[Stated exercise] Search the data below for the string "color". Extract every line that contains it.

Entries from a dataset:
+ + + + + + +
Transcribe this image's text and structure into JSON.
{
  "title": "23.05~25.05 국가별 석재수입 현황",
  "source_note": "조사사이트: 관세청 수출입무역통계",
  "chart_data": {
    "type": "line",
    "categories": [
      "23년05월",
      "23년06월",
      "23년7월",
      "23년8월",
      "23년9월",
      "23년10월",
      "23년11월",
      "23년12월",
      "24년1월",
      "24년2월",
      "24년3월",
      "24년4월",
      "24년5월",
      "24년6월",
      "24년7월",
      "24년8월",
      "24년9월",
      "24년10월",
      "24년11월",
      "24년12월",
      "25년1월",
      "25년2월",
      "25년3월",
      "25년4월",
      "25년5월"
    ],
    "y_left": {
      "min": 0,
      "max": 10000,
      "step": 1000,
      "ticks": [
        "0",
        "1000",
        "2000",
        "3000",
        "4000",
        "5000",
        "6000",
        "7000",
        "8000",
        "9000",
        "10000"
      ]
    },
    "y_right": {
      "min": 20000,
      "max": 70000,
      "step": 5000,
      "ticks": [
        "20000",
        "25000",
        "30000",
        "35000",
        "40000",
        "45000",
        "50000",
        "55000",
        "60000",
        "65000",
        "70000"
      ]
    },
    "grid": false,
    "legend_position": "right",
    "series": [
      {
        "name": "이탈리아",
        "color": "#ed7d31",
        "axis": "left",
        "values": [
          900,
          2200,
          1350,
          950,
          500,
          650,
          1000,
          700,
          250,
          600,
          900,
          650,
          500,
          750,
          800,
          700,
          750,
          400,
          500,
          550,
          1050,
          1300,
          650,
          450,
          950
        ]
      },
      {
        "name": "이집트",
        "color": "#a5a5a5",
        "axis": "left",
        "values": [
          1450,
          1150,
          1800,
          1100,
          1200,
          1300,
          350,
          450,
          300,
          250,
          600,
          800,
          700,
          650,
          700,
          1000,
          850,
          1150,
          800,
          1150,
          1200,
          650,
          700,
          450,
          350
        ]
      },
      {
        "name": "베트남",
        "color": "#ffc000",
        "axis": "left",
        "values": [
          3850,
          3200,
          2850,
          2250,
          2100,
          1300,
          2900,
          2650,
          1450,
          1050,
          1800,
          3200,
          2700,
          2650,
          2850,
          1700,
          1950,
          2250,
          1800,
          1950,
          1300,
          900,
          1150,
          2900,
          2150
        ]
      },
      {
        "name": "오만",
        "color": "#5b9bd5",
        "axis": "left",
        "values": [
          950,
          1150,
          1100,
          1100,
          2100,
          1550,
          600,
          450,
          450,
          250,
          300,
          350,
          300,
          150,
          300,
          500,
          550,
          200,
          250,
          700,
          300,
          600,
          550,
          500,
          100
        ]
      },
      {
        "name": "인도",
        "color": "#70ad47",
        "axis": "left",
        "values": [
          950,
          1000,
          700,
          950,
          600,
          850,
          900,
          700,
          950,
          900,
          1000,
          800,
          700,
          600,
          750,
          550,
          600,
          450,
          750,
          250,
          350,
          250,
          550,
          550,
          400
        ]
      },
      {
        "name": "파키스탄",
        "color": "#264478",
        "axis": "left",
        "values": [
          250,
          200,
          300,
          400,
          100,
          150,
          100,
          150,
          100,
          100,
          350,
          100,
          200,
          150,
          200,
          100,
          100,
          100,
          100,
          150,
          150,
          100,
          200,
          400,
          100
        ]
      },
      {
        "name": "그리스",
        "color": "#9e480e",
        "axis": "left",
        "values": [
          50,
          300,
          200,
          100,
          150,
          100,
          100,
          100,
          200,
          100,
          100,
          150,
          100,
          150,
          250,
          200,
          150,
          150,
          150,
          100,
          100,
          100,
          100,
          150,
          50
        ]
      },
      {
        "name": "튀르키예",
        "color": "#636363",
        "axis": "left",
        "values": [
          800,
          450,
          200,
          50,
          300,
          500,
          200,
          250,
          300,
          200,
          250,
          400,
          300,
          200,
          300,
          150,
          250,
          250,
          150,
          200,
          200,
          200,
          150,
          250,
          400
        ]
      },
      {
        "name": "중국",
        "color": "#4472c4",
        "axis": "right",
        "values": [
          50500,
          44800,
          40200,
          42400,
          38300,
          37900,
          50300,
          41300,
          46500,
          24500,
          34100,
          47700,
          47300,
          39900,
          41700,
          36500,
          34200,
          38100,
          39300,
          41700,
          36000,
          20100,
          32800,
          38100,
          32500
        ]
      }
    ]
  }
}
+ + + + + + +
[Complete output]
        "color": "#ed7d31",
        "color": "#a5a5a5",
        "color": "#ffc000",
        "color": "#5b9bd5",
        "color": "#70ad47",
        "color": "#264478",
        "color": "#9e480e",
        "color": "#636363",
        "color": "#4472c4",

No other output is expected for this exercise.